:: AIM OF THE TASK ::
Return all of the data exactly as given.

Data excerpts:
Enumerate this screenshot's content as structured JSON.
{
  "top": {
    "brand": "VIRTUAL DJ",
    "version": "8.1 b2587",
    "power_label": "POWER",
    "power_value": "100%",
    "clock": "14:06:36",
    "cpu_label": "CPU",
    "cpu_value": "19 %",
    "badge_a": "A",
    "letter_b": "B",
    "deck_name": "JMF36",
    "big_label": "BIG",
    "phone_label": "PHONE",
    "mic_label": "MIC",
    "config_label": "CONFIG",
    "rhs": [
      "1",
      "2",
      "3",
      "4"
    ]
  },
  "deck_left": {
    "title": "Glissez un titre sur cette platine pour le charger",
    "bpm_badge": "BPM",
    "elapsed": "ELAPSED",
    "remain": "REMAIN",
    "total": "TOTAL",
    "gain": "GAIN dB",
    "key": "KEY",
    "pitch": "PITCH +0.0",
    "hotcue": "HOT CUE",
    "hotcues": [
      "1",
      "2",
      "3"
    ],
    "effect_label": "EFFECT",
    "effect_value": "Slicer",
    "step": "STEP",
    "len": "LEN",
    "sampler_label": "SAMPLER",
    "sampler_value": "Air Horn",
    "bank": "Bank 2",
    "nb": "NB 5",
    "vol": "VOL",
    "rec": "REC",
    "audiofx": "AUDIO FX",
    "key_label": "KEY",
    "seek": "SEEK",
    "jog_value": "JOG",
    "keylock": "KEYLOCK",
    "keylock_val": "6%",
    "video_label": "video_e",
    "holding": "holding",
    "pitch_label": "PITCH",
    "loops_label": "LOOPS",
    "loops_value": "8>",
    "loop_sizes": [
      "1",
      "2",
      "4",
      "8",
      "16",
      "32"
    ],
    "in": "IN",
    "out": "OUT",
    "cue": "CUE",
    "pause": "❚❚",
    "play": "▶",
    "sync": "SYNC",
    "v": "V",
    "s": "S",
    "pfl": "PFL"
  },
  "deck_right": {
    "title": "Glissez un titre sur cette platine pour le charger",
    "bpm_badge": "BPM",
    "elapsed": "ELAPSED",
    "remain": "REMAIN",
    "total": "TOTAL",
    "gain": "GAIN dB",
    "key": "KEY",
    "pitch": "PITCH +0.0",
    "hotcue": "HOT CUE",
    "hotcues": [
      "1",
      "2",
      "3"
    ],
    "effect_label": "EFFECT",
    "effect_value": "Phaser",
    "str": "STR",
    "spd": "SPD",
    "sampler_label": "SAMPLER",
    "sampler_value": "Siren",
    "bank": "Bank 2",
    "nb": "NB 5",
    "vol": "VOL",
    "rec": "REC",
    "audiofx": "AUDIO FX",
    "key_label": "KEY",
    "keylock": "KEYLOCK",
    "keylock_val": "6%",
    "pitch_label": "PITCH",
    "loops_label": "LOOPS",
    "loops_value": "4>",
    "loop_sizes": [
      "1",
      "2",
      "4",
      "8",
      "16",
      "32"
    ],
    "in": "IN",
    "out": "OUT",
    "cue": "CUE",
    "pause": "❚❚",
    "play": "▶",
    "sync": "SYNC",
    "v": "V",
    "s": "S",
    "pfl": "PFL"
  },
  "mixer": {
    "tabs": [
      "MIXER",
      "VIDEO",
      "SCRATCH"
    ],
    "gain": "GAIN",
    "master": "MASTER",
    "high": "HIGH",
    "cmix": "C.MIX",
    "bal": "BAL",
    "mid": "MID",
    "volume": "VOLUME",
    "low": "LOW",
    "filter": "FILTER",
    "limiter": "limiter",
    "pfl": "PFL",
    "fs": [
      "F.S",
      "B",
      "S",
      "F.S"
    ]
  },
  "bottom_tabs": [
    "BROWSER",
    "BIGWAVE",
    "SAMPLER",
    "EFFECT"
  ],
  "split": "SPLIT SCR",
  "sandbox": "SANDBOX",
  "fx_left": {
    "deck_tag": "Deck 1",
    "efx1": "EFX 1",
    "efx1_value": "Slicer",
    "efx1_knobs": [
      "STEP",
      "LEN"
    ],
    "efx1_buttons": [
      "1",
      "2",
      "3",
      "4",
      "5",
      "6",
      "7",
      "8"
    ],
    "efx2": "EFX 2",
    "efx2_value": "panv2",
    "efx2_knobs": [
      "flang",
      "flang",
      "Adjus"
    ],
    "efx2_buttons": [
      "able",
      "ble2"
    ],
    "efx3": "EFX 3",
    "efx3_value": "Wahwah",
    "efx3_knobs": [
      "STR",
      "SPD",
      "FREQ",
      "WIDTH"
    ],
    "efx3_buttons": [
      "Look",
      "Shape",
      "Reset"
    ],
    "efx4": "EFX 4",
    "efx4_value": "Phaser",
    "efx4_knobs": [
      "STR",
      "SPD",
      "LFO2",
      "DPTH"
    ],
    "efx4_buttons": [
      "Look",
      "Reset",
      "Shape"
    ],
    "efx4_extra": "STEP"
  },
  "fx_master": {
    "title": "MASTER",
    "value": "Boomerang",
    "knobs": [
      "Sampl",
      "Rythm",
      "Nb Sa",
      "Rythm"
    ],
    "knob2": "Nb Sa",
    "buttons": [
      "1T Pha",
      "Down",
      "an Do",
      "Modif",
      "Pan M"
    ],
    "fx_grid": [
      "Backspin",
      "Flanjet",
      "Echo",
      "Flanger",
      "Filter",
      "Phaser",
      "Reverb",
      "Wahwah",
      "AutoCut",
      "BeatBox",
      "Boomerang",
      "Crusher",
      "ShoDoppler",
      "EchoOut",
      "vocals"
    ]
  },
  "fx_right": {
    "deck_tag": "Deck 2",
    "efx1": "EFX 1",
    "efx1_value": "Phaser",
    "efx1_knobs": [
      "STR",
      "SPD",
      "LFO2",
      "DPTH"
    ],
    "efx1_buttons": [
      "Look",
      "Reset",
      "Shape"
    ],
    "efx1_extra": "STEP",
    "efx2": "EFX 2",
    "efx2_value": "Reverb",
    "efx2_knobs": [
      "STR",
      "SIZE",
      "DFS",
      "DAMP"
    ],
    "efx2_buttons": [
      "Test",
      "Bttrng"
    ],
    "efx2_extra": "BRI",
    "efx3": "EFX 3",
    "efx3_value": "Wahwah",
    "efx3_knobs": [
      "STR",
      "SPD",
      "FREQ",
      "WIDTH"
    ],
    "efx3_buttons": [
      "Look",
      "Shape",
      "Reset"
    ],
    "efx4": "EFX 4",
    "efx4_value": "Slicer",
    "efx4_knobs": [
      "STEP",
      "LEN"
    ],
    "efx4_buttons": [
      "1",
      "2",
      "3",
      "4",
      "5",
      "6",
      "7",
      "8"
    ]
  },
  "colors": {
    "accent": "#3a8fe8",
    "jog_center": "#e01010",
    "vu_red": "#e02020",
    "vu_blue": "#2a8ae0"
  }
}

:: THE SOLUTION ::
Enumerate this screenshot's content as structured JSON.
{
  "top": {
    "brand": "VIRTUAL DJ",
    "version": "8.1 b2587",
    "power_label": "POWER",
    "power_value": "100%",
    "clock": "14:06:36",
    "cpu_label": "CPU",
    "cpu_value": "19 %",
    "badge_a": "A",
    "letter_b": "B",
    "deck_name": "JMF36",
    "big_label": "BIG",
    "phone_label": "PHONE",
    "mic_label": "MIC",
    "config_label": "CONFIG",
    "rhs": [
      "1",
      "2",
      "3",
      "4"
    ]
  },
  "deck_left": {
    "title": "Glissez un titre sur cette platine pour le charger",
    "bpm_badge": "BPM",
    "elapsed": "ELAPSED",
    "remain": "REMAIN",
    "total": "TOTAL",
    "gain": "GAIN dB",
    "key": "KEY",
    "pitch": "PITCH +0.0",
    "hotcue": "HOT CUE",
    "hotcues": [
      "1",
      "2",
      "3"
    ],
    "effect_label": "EFFECT",
    "effect_value": "Slicer",
    "step": "STEP",
    "len": "LEN",
    "sampler_label": "SAMPLER",
    "sampler_value": "Air Horn",
    "bank": "Bank 2",
    "nb": "NB 5",
    "vol": "VOL",
    "rec": "REC",
    "audiofx": "AUDIO FX",
    "key_label": "KEY",
    "seek": "SEEK",
    "jog_value": "JOG",
    "keylock": "KEYLOCK",
    "keylock_val": "6%",
    "video_label": "video_e",
    "holding": "holding",
    "pitch_label": "PITCH",
    "loops_label": "LOOPS",
    "loops_value": "8>",
    "loop_sizes": [
      "1",
      "2",
      "4",
      "8",
      "16",
      "32"
    ],
    "in": "IN",
    "out": "OUT",
    "cue": "CUE",
    "pause": "❚❚",
    "play": "▶",
    "sync": "SYNC",
    "v": "V",
    "s": "S",
    "pfl": "PFL"
  },
  "deck_right": {
    "title": "Glissez un titre sur cette platine pour le charger",
    "bpm_badge": "BPM",
    "elapsed": "ELAPSED",
    "remain": "REMAIN",
    "total": "TOTAL",
    "gain": "GAIN dB",
    "key": "KEY",
    "pitch": "PITCH +0.0",
    "hotcue": "HOT CUE",
    "hotcues": [
      "1",
      "2",
      "3"
    ],
    "effect_label": "EFFECT",
    "effect_value": "Phaser",
    "str": "STR",
    "spd": "SPD",
    "sampler_label": "SAMPLER",
    "sampler_value": "Siren",
    "bank": "Bank 2",
    "nb": "NB 5",
    "vol": "VOL",
    "rec": "REC",
    "audiofx": "AUDIO FX",
    "key_label": "KEY",
    "keylock": "KEYLOCK",
    "keylock_val": "6%",
    "pitch_label": "PITCH",
    "loops_label": "LOOPS",
    "loops_value": "4>",
    "loop_sizes": [
      "1",
      "2",
      "4",
      "8",
      "16",
      "32"
    ],
    "in": "IN",
    "out": "OUT",
    "cue": "CUE",
    "pause": "❚❚",
    "play": "▶",
    "sync": "SYNC",
    "v": "V",
    "s": "S",
    "pfl": "PFL"
  },
  "mixer": {
    "tabs": [
      "MIXER",
      "VIDEO",
      "SCRATCH"
    ],
    "gain": "GAIN",
    "master": "MASTER",
    "high": "HIGH",
    "cmix": "C.MIX",
    "bal": "BAL",
    "mid": "MID",
    "volume": "VOLUME",
    "low": "LOW",
    "filter": "FILTER",
    "limiter": "limiter",
    "pfl": "PFL",
    "fs": [
      "F.S",
      "B",
      "S",
      "F.S"
    ]
  },
  "bottom_tabs": [
    "BROWSER",
    "BIGWAVE",
    "SAMPLER",
    "EFFECT"
  ],
  "split": "SPLIT SCR",
  "sandbox": "SANDBOX",
  "fx_left": {
    "deck_tag": "Deck 1",
    "efx1": "EFX 1",
    "efx1_value": "Slicer",
    "efx1_knobs": [
      "STEP",
      "LEN"
    ],
    "efx1_buttons": [
      "1",
      "2",
      "3",
      "4",
      "5",
      "6",
      "7",
      "8"
    ],
    "efx2": "EFX 2",
    "efx2_value": "panv2",
    "efx2_knobs": [
      "flang",
      "flang",
      "Adjus"
    ],
    "efx2_buttons": [
      "able",
      "ble2"
    ],
    "efx3": "EFX 3",
    "efx3_value": "Wahwah",
    "efx3_knobs": [
      "STR",
      "SPD",
      "FREQ",
      "WIDTH"
    ],
    "efx3_buttons": [
      "Look",
      "Shape",
      "Reset"
    ],
    "efx4": "EFX 4",
    "efx4_value": "Phaser",
    "efx4_knobs": [
      "STR",
      "SPD",
      "LFO2",
      "DPTH"
    ],
    "efx4_buttons": [
      "Look",
      "Reset",
      "Shape"
    ],
    "efx4_extra": "STEP"
  },
  "fx_master": {
    "title": "MASTER",
    "value": "Boomerang",
    "knobs": [
      "Sampl",
      "Rythm",
      "Nb Sa",
      "Rythm"
    ],
    "knob2": "Nb Sa",
    "buttons": [
      "1T Pha",
      "Down",
      "an Do",
      "Modif",
      "Pan M"
    ],
    "fx_grid": [
      "Backspin",
      "Flanjet",
      "Echo",
      "Flanger",
      "Filter",
      "Phaser",
      "Reverb",
      "Wahwah",
      "AutoCut",
      "BeatBox",
      "Boomerang",
      "Crusher",
      "ShoDoppler",
      "EchoOut",
      "vocals"
    ]
  },
  "fx_right": {
    "deck_tag": "Deck 2",
    "efx1": "EFX 1",
    "efx1_value": "Phaser",
    "efx1_knobs": [
      "STR",
      "SPD",
      "LFO2",
      "DPTH"
    ],
    "efx1_buttons": [
      "Look",
      "Reset",
      "Shape"
    ],
    "efx1_extra": "STEP",
    "efx2": "EFX 2",
    "efx2_value": "Reverb",
    "efx2_knobs": [
      "STR",
      "SIZE",
      "DFS",
      "DAMP"
    ],
    "efx2_buttons": [
      "Test",
      "Bttrng"
    ],
    "efx2_extra": "BRI",
    "efx3": "EFX 3",
    "efx3_value": "Wahwah",
    "efx3_knobs": [
      "STR",
      "SPD",
      "FREQ",
      "WIDTH"
    ],
    "efx3_buttons": [
      "Look",
      "Shape",
      "Reset"
    ],
    "efx4": "EFX 4",
    "efx4_value": "Slicer",
    "efx4_knobs": [
      "STEP",
      "LEN"
    ],
    "efx4_buttons": [
      "1",
      "2",
      "3",
      "4",
      "5",
      "6",
      "7",
      "8"
    ]
  },
  "colors": {
    "accent": "#3a8fe8",
    "jog_center": "#e01010",
    "vu_red": "#e02020",
    "vu_blue": "#2a8ae0"
  }
}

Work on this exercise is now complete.